**Given request 1**
Print the job-description notebook from "stem = list(map(lambda" up to and including "descriptionDict = createTokenizedJobDescriptionDict(data_set)".
**Given request 2**
Carry on the job-description notebook, starting right after its final line.

**Text passage**
· · · · · · ·
In [1]:
import pandas as pd 
import numpy as np 
import re
import json 

In [2]:
import nltk
from nltk.stem import PorterStemmer 
from nltk.tokenize import word_tokenize 

What is the state breakdown of the gendered phrases?

In [3]:
masculine_themed_wording = [
    "competitive",
    "dominate",
    "leader",
    "rock star",
    "rockstar",
    "guru",
    "ninja",
    "hacker",
    "superhero",
    "prove themselves",
    "analyze",
    "determine",
    "crush it",
    "world class",
    "superior",
    "ambitious",
    "aggressive",
]

In [4]:
data_set = pd.read_csv("../data/dice/us-technology-jobs-on-dicecom/dice_com-job_us_sample.csv")
data_set = data_set.get(['jobtitle','jobdescription','joblocation_address'])
states = pd.read_csv("states.csv")

In [5]:
data_set['State'] = data_set['joblocation_address'].apply(lambda x: pd.Series(str(x).split(", ")[-1]))

In [6]:
data_set.head()

Unnamed: 0,jobtitle,jobdescription,joblocation_address,State
0,AUTOMATION TEST ENGINEER,Looking for Selenium engineers...must have sol...,"Atlanta, GA",GA
1,Information Security Engineer,The University of Chicago has a rapidly growin...,"Chicago, IL",IL
2,Business Solutions Architect,"GalaxE.SolutionsEvery day, our solutions affec...","Schaumburg, IL",IL
3,"Java Developer (mid level)- FT- GREAT culture,...",Java DeveloperFull-time/direct-hireBolingbrook...,"Bolingbrook, IL",IL
4,DevOps Engineer,Midtown based high tech firm has an immediate ...,"Atlanta, GA",GA


In [7]:
def stem_tokens(s): 
    ps = PorterStemmer()
    tokens = word_tokenize(s)
    stem = list(map(lambda x : ps.stem(x), tokens))
    
    return stem 

In [8]:
def createTokenizedJobDescriptionDict(df): 
    descriptions = {}
    for index, row in df.iterrows(): 
        descriptions[index] = stem_tokens(row.get("jobdescription"))
    return descriptions

In [9]:
descriptionDict = createTokenizedJobDescriptionDict(data_set)

In [10]:
ps = PorterStemmer()

In [11]:
def numOfOcurrences(tokenizedPhrase, tokenizedDescription): 
    counter = 0
    i = len(tokenizedPhrase)
    for x in range(len(tokenizedDescription)-i + 1):
        if tokenizedDescription[x:x+i] == tokenizedPhrase:
            counter += 1; 
    return counter

In [28]:
def phraseCount(phrase, description): 
    regex = re.compile(phrase)
    return len(re.findall(regex, description))

2

In [37]:
def indicesOfJobsWithPhrase(phrase, df, descriptionDict): 
    indices = []
    for index, row in df.iterrows(): 
        tokenizedPhrase = stem_tokens(phrase)
        
        if numOfOcurrences(tokenizedPhrase, descriptionDict[index]) > 0 or phraseCount(phrase,row.get("jobdescription")) > 0: 
            indices.append(index)
· · · · · · ·
Stored records:
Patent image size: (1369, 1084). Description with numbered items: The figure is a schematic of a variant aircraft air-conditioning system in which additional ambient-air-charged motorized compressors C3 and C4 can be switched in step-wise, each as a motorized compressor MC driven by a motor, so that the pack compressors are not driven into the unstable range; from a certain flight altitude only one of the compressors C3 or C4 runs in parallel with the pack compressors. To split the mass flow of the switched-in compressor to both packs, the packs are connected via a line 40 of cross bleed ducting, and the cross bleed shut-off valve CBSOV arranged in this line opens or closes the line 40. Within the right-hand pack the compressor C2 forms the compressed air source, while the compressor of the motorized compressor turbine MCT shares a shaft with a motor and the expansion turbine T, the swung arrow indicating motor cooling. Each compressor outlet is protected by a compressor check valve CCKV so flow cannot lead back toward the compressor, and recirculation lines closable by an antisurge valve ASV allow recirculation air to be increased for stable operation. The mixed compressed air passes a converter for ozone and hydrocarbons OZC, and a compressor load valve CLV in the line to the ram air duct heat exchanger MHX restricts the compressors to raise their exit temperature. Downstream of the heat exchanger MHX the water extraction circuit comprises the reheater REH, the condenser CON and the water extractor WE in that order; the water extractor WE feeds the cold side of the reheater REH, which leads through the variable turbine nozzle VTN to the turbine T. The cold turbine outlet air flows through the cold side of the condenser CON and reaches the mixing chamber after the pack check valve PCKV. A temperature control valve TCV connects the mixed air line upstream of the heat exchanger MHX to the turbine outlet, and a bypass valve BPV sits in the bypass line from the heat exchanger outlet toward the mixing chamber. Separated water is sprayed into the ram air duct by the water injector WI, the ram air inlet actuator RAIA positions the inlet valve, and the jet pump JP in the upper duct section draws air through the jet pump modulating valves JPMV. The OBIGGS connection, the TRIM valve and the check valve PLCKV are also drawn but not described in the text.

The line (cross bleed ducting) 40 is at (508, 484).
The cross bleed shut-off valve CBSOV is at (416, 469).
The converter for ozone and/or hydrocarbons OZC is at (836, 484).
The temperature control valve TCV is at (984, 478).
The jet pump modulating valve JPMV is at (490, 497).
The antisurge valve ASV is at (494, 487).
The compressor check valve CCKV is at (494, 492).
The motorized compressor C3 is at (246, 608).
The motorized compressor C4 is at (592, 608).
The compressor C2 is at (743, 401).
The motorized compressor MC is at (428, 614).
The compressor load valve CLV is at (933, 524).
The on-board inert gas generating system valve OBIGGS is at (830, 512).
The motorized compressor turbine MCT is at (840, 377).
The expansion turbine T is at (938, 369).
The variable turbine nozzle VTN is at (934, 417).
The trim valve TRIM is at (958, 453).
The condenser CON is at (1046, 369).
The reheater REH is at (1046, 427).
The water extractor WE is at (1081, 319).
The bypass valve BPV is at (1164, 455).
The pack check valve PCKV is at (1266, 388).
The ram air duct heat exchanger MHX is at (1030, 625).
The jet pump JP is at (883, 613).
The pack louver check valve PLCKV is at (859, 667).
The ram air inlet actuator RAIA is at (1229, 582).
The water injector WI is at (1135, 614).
· · · · · · ·
**Exercise response 1**
stem = list(map(lambda x : ps.stem(x), tokens))
    
    return stem 

In [8]:
def createTokenizedJobDescriptionDict(df): 
    descriptions = {}
    for index, row in df.iterrows(): 
        descriptions[index] = stem_tokens(row.get("jobdescription"))
    return descriptions

In [9]:
descriptionDict = createTokenizedJobDescriptionDict(data_set)

**Exercise response 2**
    return indices

In [13]:
def computeStateInfo(state, full_df,descriptions): 
    stateInfo = {}
    stateInfo['region'] = state
    stateInfo['word_count'] = {}
    state_df = full_df.where(full_df['State'] == state).dropna()
    biasedIndices = []; 
    
    for word in masculine_themed_wording: 
        
        indices = indicesOfJobsWithPhrase(word, state_df, descriptions)
        stateInfo['word_count'][word] = len(indices)
        biasedIndices += indices
    
    topWords = [item[0] for item in reversed(sorted(stateInfo['word_count'].items(), key = lambda kv: kv[1]))][:5]
    
    stateInfo['numberOfJobsInDataSet'] = len(state_df)
    stateInfo['numberOfBiasedJobs'] = len(set(biasedIndices))
    try: 
        stateInfo['percentageOfBiasedJobs'] = float(stateInfo['numberOfBiasedJobs']/ stateInfo['numberOfJobsInDataSet']) * 100
    except ZeroDivisionError: 
        stateInfo['percentageOfBiasedJobs'] = 'NA'
        #     stateInfo['biasedIndices'] = list(set(biasedIndices))
                                                                                                               
    stateInfo['questionFour'] = topWords
    stateInfo['questionFive'] = {kv[0]: (kv[1] / stateInfo['numberOfJobsInDataSet'] * 100 if stateInfo['numberOfJobsInDataSet'] > 0 else 'NA')
                                         for kv in stateInfo['word_count'].items()}
#     del(stateInfo['word_count'])
    return stateInfo
    

In [38]:
def exportInfo(DF): 
    data = [computeStateInfo(state, DF,descriptionDict) for state in states['Code']]
    stateData = data; 
    with open('stateData.json', 'w') as outfile:
        json.dump(stateData, outfile,indent = 4)
    return stateData
        

In [39]:
import time

startTime = time.time()
stateData = exportInfo(data_set)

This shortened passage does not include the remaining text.